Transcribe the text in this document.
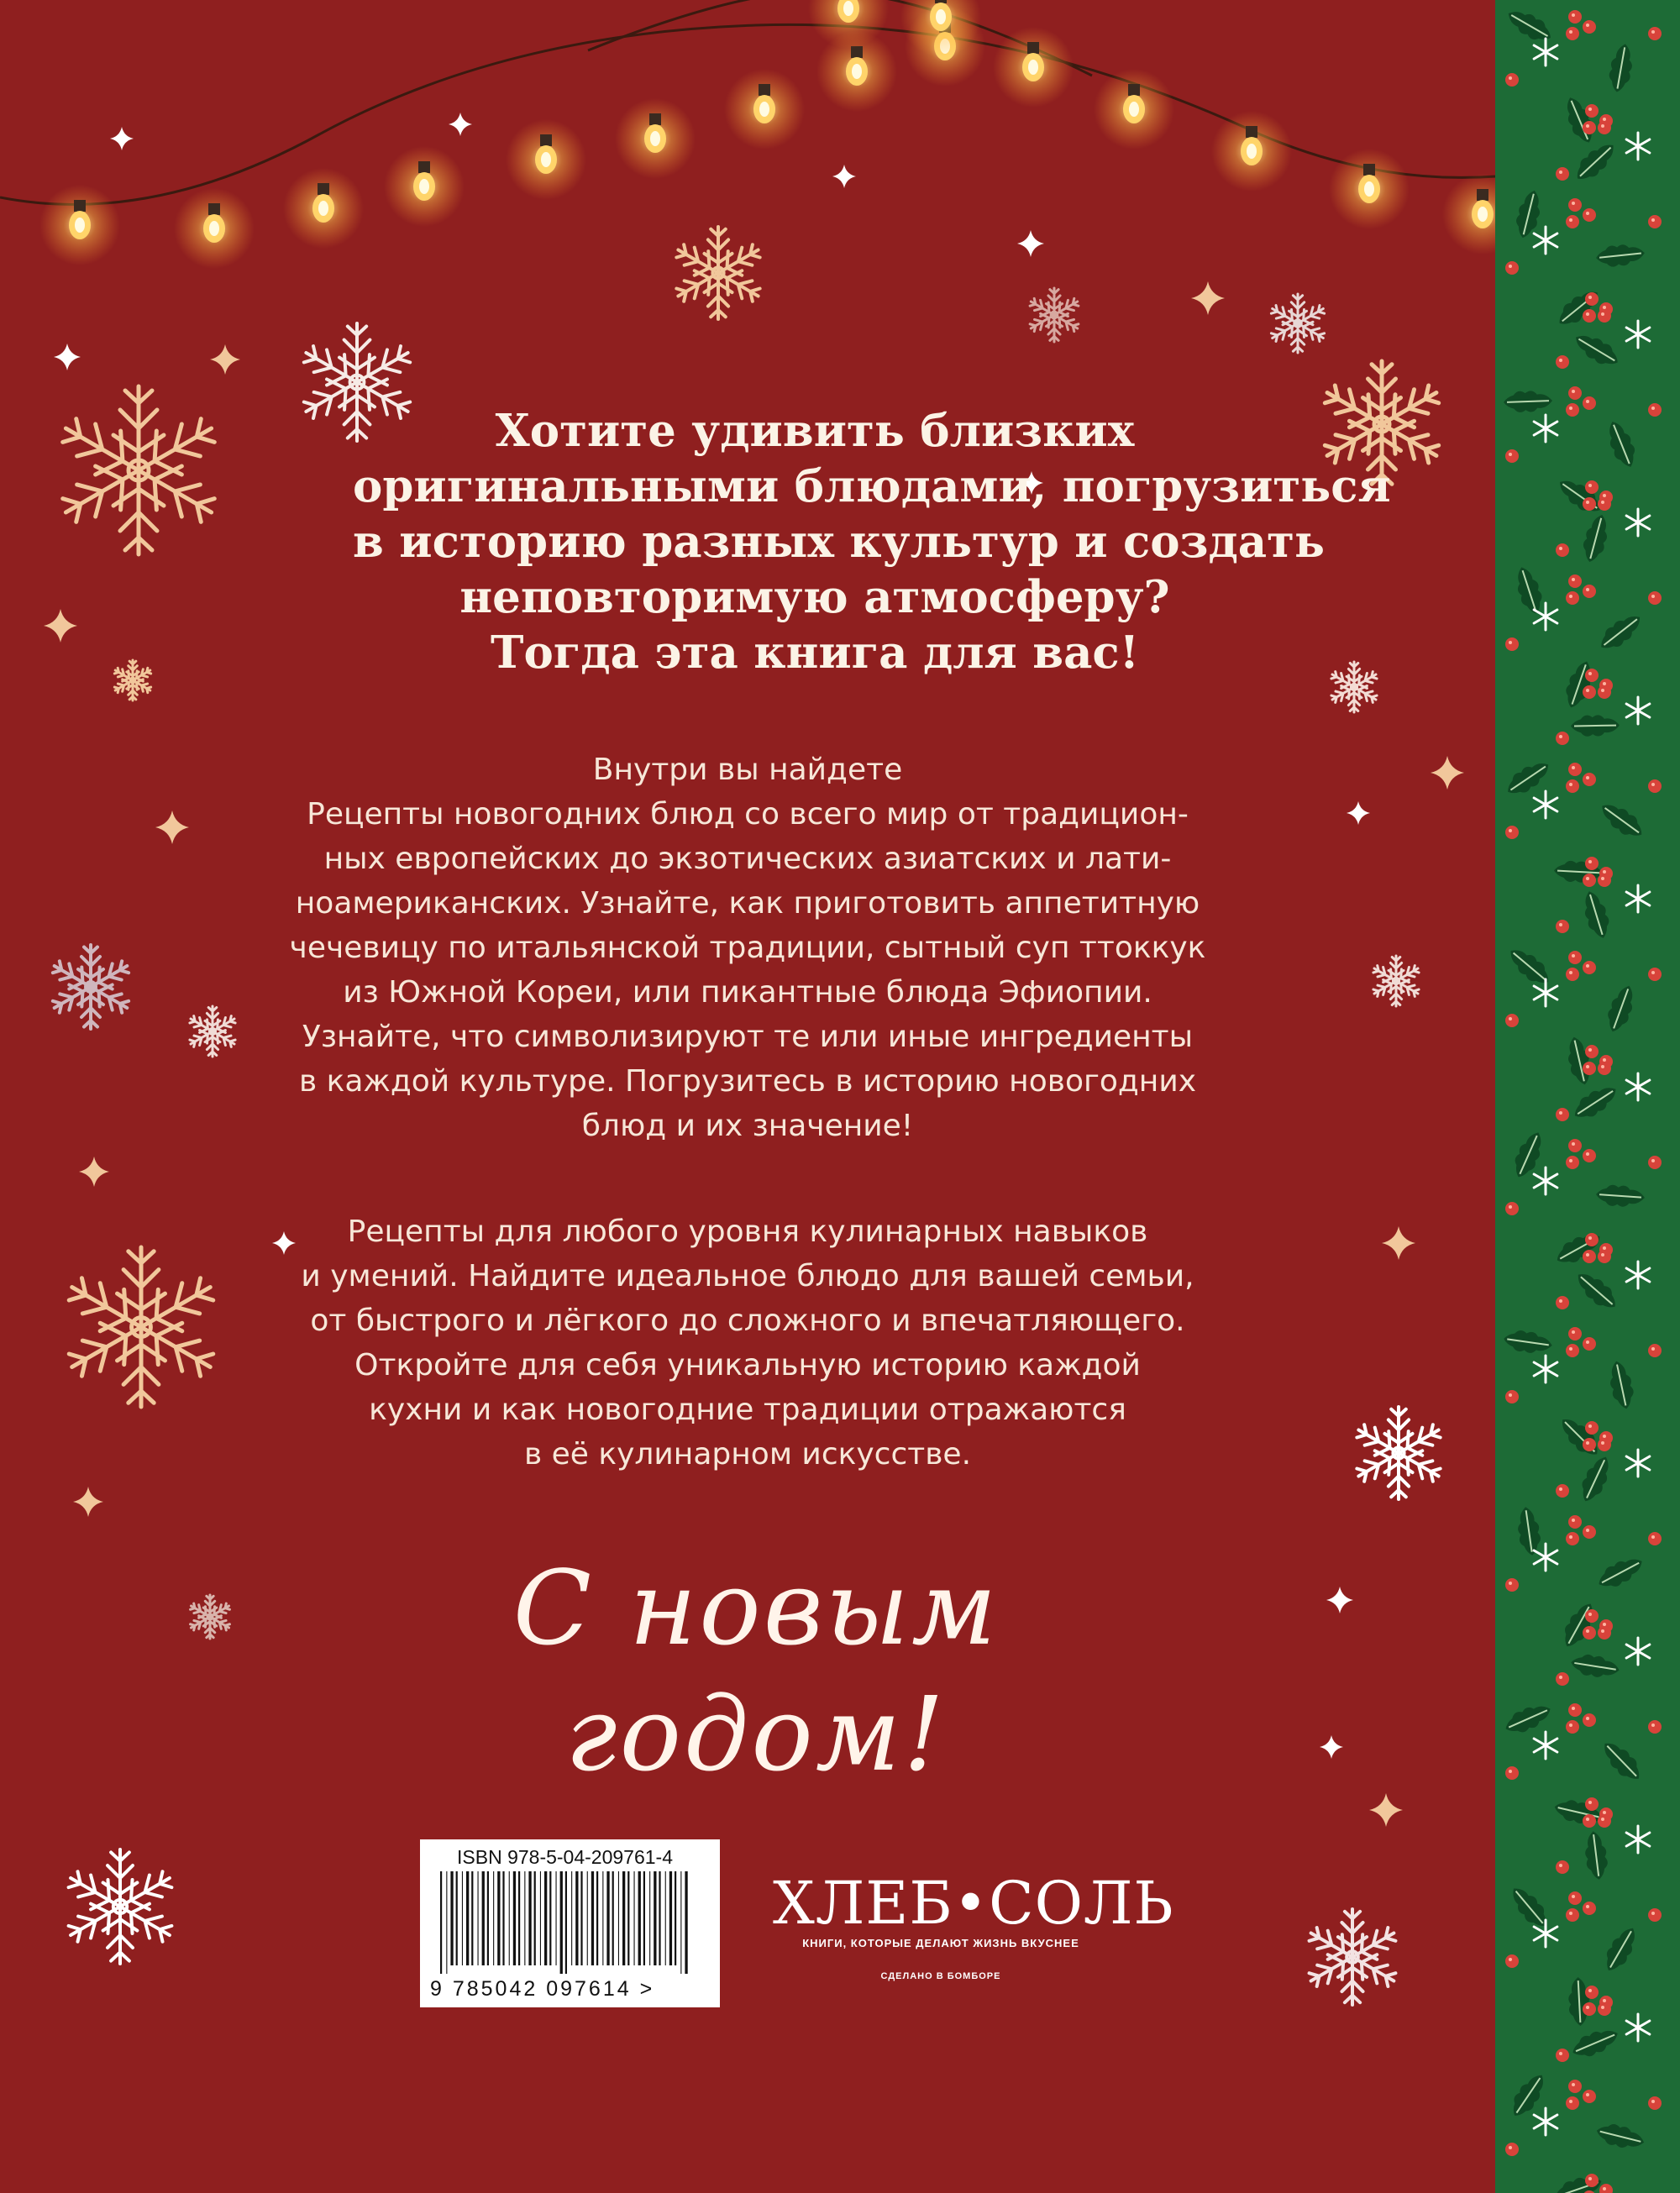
Хотите удивить близких
оригинальными блюдами, погрузиться
в историю разных культур и создать
неповторимую атмосферу?
Тогда эта книга для вас!
Внутри вы найдете
Рецепты новогодних блюд со всего мир от традицион-
ных европейских до экзотических азиатских и лати-
ноамериканских. Узнайте, как приготовить аппетитную
чечевицу по итальянской традиции, сытный суп ттоккук
из Южной Кореи, или пикантные блюда Эфиопии.
Узнайте, что символизируют те или иные ингредиенты
в каждой культуре. Погрузитесь в историю новогодних
блюд и их значение!
Рецепты для любого уровня кулинарных навыков
и умений. Найдите идеальное блюдо для вашей семьи,
от быстрого и лёгкого до сложного и впечатляющего.
Откройте для себя уникальную историю каждой
кухни и как новогодние традиции отражаются
в её кулинарном искусстве.
С новым годом!
ISBN 978-5-04-209761-4
9 785042 097614 >
ХЛЕБ•СОЛЬ
КНИГИ, КОТОРЫЕ ДЕЛАЮТ ЖИЗНЬ ВКУСНЕЕ
СДЕЛАНО В БОМБОРЕ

-.-.-

■ Exercise instructions
Working from the entries above, return all lines that contain "историю".

■ Answer in full
в историю разных культур и создать
в каждой культуре. Погрузитесь в историю новогодних
Откройте для себя уникальную историю каждой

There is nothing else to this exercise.